Given instruction — Find how many lines contain the word "Kabinet" and state that number alone.

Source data
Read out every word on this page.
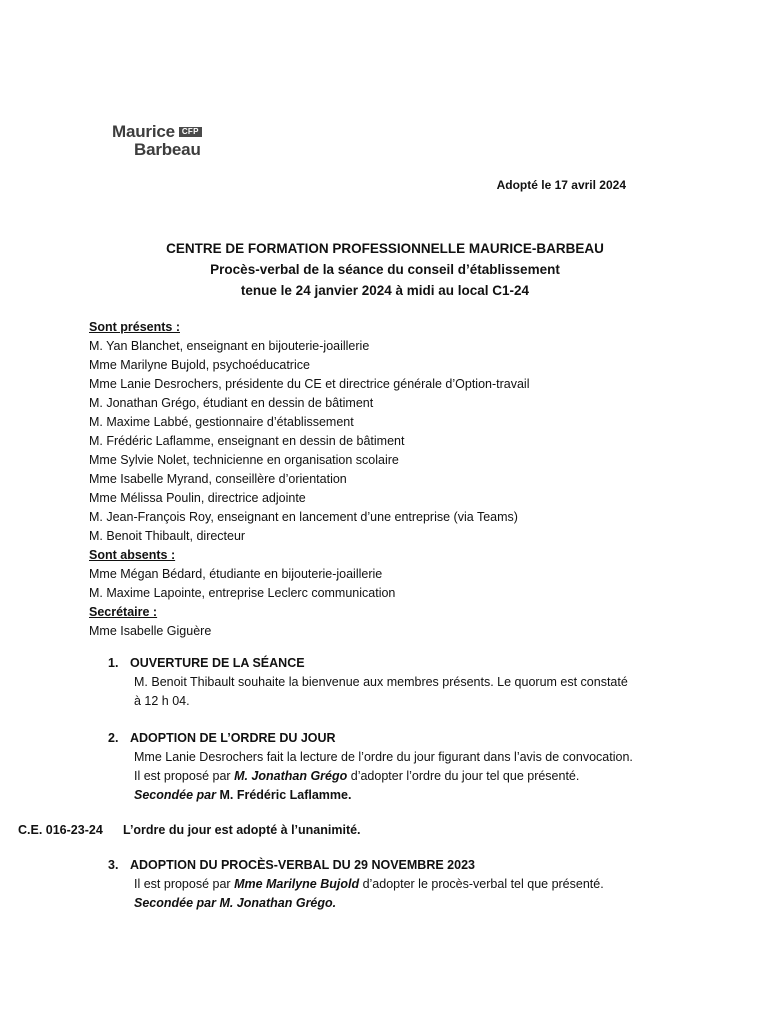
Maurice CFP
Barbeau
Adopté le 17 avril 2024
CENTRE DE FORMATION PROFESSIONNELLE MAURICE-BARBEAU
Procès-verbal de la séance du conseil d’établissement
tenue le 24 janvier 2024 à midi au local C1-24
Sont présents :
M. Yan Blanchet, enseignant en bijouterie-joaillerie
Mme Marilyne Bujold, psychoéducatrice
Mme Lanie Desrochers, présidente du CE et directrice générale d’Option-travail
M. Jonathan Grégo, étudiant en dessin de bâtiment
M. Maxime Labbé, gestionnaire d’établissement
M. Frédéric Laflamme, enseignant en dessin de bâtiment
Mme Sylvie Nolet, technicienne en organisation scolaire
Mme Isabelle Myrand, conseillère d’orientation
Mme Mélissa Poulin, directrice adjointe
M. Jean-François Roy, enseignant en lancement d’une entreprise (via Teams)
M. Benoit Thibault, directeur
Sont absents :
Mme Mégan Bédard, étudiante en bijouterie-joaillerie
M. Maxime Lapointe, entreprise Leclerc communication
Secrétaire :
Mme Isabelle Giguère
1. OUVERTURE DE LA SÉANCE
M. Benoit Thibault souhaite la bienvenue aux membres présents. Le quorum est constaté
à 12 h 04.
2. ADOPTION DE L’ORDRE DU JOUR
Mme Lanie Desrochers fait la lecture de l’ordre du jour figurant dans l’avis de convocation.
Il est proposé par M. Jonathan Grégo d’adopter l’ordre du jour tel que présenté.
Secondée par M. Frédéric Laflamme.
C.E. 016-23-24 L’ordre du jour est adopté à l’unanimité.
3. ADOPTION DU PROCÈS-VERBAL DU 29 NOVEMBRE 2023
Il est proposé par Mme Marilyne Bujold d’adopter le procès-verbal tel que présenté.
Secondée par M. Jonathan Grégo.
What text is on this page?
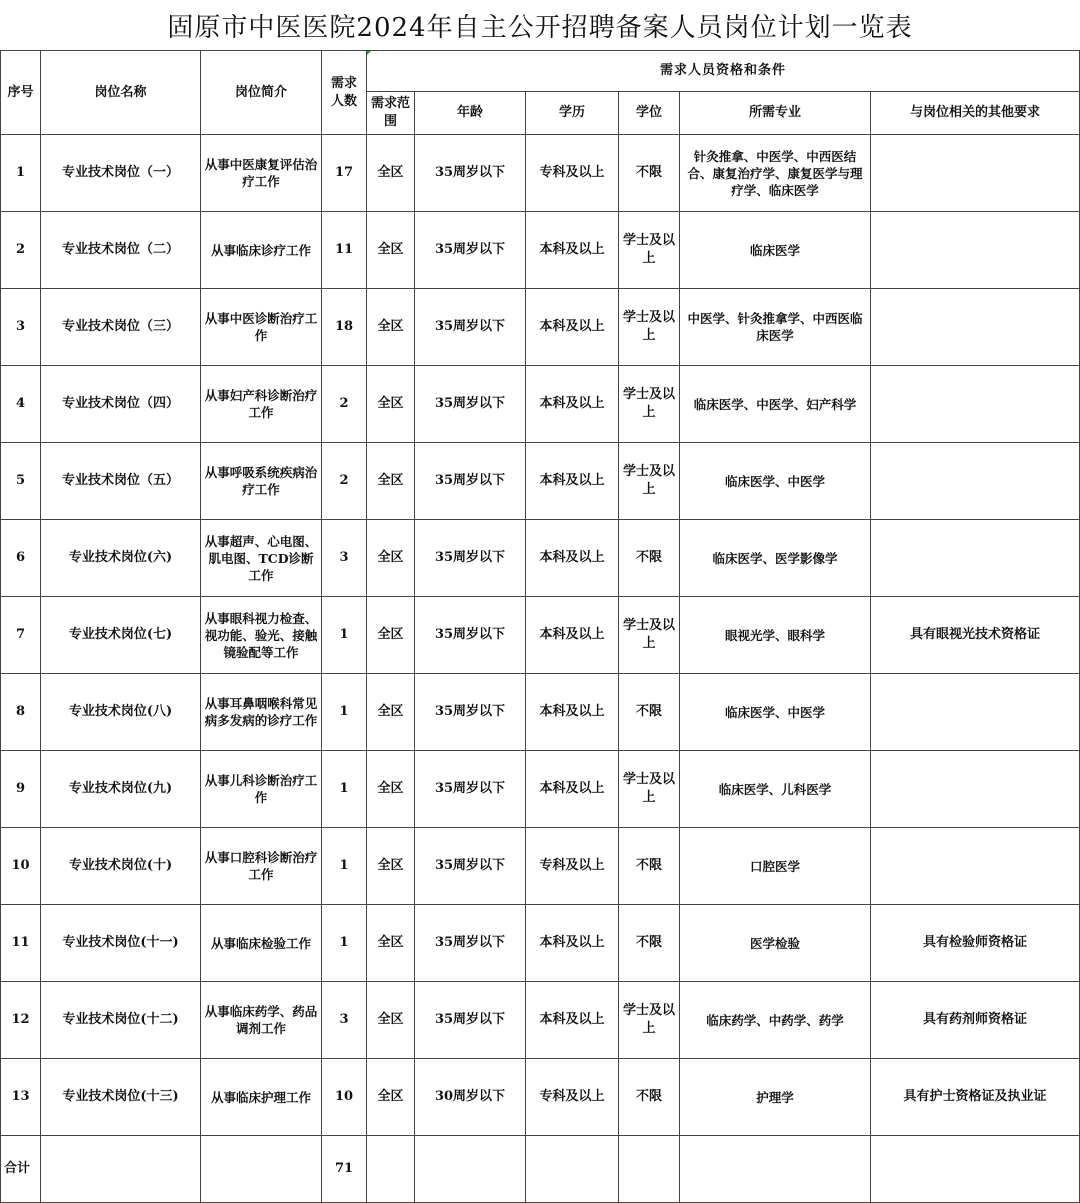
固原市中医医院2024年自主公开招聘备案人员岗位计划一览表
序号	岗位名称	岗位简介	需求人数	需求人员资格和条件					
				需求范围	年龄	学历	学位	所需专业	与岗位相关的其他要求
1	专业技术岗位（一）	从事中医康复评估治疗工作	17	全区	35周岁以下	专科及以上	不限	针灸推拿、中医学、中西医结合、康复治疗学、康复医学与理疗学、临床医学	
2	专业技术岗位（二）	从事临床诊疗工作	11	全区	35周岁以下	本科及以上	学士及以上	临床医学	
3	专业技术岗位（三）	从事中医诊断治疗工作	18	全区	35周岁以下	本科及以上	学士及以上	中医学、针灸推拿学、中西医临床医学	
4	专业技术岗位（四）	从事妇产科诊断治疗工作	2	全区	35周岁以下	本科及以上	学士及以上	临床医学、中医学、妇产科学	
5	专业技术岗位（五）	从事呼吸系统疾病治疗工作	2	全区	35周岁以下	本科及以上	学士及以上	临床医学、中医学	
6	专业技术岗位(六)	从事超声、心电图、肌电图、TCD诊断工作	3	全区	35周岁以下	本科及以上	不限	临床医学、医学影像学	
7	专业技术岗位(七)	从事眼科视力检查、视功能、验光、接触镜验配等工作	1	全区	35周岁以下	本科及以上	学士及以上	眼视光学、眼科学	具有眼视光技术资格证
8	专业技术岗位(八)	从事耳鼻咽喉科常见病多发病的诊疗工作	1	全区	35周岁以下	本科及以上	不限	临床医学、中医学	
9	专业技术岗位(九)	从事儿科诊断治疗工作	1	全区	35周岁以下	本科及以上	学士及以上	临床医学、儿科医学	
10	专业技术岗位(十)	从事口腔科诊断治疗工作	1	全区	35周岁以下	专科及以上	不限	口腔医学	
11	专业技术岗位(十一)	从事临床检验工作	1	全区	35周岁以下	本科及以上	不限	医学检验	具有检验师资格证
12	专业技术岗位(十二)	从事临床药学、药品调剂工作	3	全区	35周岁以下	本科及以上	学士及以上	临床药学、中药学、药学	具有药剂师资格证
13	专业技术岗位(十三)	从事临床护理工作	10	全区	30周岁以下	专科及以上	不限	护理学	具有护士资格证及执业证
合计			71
--
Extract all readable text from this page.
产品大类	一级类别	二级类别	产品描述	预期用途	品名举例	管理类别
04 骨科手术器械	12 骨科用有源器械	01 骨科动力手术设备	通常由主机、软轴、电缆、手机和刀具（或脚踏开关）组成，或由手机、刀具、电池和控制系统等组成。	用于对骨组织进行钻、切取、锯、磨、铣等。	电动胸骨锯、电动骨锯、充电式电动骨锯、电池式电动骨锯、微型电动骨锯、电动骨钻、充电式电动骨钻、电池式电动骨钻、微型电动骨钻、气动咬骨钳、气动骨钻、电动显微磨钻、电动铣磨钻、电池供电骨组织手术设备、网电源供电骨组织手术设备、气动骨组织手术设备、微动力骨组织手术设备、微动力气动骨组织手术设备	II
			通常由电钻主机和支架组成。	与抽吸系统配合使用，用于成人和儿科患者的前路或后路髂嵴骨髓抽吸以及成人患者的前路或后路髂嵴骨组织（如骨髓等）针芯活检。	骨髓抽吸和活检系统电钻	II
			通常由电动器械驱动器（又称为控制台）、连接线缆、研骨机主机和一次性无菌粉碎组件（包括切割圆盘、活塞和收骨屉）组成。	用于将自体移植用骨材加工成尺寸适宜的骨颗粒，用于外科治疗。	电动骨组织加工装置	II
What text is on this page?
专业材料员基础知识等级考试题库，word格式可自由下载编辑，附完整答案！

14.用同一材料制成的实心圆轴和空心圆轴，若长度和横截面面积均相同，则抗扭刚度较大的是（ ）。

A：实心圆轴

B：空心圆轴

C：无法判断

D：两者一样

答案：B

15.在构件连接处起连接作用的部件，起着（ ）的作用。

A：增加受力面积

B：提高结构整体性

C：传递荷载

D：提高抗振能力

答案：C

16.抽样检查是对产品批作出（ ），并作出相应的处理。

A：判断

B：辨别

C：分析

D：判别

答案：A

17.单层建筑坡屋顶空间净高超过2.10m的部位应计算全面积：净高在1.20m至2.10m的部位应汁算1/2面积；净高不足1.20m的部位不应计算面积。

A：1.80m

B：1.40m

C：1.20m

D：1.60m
--
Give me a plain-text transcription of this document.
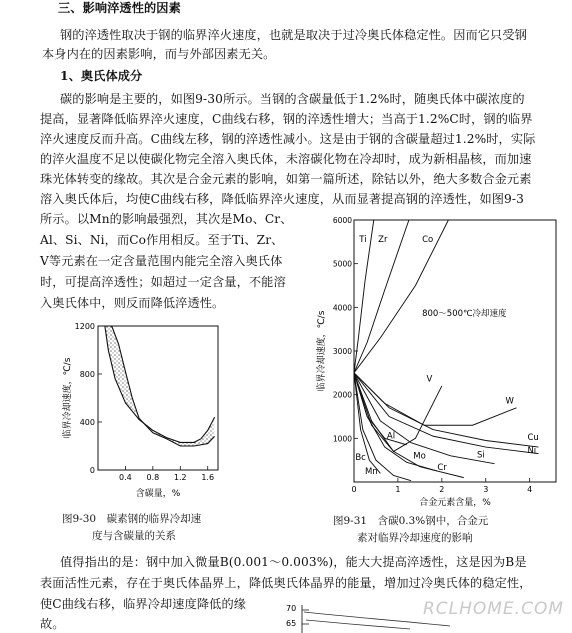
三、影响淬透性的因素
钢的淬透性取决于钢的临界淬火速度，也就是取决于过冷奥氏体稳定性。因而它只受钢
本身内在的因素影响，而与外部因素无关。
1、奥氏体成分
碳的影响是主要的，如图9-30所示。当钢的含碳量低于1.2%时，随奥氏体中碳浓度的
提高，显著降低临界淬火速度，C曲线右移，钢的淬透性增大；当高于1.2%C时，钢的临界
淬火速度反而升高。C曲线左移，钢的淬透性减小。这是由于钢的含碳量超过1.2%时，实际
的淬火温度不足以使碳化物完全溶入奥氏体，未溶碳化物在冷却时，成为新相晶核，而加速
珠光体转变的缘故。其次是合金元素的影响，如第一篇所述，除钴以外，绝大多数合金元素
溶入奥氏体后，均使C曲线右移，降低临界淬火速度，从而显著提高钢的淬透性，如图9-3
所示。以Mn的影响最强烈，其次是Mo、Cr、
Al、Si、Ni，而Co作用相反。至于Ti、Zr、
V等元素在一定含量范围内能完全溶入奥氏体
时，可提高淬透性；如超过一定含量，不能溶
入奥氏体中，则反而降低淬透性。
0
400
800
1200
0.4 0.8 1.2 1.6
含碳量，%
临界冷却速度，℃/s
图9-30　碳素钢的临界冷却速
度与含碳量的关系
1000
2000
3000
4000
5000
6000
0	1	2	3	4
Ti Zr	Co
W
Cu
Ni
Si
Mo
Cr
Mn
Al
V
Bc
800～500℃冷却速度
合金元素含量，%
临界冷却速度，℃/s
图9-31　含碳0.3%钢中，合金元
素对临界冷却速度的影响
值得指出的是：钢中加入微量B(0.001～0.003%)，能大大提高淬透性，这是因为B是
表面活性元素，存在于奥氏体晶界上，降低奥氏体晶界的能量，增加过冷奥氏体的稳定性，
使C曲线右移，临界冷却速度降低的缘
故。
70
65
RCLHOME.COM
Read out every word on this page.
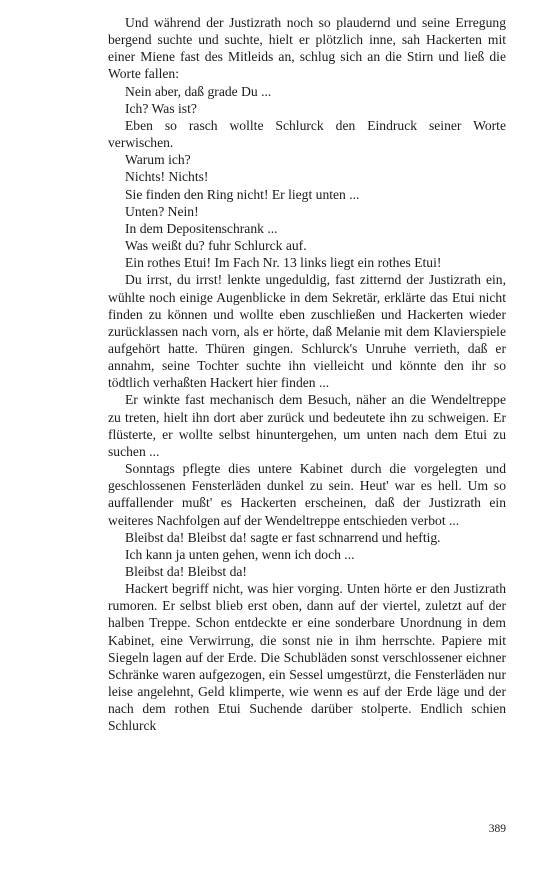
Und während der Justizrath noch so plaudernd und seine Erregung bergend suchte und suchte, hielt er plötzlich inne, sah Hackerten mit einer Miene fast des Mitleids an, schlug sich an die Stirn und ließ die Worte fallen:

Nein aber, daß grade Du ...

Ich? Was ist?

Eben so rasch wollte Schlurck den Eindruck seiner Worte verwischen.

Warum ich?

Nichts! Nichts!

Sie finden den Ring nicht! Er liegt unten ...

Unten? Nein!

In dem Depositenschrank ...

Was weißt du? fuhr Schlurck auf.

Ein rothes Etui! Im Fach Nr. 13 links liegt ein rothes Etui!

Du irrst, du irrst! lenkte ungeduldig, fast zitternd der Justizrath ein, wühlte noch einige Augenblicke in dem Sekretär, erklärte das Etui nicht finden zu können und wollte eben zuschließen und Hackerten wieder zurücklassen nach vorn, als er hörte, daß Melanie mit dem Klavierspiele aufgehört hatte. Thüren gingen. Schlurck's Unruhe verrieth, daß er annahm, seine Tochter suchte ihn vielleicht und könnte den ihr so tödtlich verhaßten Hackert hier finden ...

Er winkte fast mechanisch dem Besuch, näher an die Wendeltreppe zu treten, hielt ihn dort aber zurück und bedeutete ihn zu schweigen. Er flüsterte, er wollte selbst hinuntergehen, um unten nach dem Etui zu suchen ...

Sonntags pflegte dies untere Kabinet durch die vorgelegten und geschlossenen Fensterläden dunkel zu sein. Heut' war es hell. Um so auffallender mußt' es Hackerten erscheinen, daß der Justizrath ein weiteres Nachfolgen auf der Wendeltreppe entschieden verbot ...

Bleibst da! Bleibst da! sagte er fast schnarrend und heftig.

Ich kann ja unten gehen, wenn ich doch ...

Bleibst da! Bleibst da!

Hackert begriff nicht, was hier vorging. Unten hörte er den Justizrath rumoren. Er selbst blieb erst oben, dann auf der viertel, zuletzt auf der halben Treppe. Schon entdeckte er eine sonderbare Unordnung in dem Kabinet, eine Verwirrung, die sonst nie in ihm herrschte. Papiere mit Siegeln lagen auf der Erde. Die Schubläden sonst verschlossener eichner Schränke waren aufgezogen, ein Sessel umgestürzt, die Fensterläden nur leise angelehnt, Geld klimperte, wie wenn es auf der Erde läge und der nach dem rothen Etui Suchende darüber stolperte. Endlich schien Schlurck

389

Result for this task — 2